▶ [JOB]: Identify each line of the data that contains the string "title", treating uppercase and lowercase as different, and copy those lines.

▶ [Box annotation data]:

+-------+

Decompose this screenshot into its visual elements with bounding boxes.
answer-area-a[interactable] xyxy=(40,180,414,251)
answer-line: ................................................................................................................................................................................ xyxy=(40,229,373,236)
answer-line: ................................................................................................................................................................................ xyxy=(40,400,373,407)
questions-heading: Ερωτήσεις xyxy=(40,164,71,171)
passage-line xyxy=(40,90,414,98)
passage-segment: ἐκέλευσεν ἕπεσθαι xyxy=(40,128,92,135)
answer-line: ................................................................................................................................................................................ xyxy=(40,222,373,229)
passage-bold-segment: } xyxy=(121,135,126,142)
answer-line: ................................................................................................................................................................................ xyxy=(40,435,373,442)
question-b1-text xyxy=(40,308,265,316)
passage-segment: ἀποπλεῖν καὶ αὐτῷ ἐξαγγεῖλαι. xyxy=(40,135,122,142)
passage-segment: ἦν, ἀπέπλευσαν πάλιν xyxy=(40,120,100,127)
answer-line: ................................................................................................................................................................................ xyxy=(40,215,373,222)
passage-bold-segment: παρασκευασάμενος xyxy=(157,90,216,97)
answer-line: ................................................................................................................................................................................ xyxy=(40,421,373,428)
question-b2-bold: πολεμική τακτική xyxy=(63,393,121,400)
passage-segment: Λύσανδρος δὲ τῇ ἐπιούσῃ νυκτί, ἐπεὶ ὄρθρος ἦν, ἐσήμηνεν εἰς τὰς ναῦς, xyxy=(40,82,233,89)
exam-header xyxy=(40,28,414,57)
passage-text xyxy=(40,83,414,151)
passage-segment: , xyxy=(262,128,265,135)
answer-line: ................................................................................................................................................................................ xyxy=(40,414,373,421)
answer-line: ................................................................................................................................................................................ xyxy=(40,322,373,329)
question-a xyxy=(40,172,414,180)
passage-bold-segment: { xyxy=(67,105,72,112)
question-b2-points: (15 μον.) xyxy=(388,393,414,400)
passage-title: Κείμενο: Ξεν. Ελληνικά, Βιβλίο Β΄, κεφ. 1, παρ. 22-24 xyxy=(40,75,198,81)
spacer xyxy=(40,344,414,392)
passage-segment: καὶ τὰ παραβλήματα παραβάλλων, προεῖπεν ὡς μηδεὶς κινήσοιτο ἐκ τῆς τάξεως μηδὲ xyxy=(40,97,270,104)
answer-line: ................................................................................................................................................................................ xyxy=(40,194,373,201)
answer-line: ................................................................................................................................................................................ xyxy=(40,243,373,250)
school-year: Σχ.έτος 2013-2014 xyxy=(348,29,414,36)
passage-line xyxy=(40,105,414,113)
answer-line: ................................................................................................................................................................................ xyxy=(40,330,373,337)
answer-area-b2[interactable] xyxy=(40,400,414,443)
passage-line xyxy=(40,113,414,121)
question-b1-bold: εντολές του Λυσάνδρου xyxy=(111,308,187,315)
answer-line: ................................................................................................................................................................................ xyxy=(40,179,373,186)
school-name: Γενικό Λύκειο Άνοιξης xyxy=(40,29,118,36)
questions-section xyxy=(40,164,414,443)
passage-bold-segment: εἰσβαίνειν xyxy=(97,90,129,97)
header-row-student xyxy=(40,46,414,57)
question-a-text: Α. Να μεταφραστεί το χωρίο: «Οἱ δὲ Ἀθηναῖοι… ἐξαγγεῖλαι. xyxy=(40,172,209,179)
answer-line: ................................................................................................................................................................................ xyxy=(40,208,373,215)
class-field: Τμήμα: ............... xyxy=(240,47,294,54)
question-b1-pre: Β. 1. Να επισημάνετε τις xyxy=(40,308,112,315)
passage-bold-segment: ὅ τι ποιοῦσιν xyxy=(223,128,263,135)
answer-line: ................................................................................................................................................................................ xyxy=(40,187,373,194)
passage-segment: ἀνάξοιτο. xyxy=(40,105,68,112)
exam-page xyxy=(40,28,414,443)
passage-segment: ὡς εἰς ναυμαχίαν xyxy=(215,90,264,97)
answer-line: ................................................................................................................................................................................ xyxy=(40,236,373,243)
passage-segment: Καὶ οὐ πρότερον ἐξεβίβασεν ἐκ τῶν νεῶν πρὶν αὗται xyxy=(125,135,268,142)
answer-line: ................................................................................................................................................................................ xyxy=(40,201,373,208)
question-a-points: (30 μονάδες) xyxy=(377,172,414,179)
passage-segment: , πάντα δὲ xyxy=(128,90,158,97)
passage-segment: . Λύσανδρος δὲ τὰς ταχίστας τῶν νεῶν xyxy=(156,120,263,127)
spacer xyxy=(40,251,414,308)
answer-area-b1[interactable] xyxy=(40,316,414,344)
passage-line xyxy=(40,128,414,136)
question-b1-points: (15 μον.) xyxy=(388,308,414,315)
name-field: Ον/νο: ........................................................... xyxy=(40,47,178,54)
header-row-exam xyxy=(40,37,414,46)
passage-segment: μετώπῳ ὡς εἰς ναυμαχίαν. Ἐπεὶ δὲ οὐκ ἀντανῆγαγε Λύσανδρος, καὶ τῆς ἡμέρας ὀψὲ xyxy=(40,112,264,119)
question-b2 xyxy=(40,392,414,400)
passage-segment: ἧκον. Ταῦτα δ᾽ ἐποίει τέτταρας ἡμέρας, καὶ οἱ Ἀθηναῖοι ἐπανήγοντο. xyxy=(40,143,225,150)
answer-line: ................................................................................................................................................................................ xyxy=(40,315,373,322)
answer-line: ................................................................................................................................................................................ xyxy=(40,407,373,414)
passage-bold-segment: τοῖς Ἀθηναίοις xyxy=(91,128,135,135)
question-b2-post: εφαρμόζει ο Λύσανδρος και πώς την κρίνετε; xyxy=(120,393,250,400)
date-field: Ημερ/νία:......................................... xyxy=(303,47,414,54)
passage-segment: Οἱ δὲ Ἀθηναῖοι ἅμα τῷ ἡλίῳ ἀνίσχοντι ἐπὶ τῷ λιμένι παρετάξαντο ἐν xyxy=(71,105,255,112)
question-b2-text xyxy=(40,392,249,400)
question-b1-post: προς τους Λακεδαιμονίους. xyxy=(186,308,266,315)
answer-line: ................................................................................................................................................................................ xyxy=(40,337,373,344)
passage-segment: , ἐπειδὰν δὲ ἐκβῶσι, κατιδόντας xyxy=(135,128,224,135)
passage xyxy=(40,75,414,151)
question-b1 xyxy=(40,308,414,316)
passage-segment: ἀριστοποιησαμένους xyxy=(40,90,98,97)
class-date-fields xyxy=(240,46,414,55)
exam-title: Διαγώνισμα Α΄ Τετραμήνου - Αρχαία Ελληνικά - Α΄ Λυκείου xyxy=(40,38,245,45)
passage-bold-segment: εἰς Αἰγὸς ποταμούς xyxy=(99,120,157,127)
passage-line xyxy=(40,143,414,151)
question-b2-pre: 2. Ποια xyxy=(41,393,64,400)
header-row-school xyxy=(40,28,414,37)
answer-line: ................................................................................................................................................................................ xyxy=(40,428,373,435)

+-------+

▶ [PROBLEM SOLUTION]:
passage-title: Κείμενο: Ξεν. Ελληνικά, Βιβλίο Β΄, κεφ. 1, παρ. 22-24 xyxy=(40,75,198,81)
exam-title: Διαγώνισμα Α΄ Τετραμήνου - Αρχαία Ελληνικά - Α΄ Λυκείου xyxy=(40,38,245,45)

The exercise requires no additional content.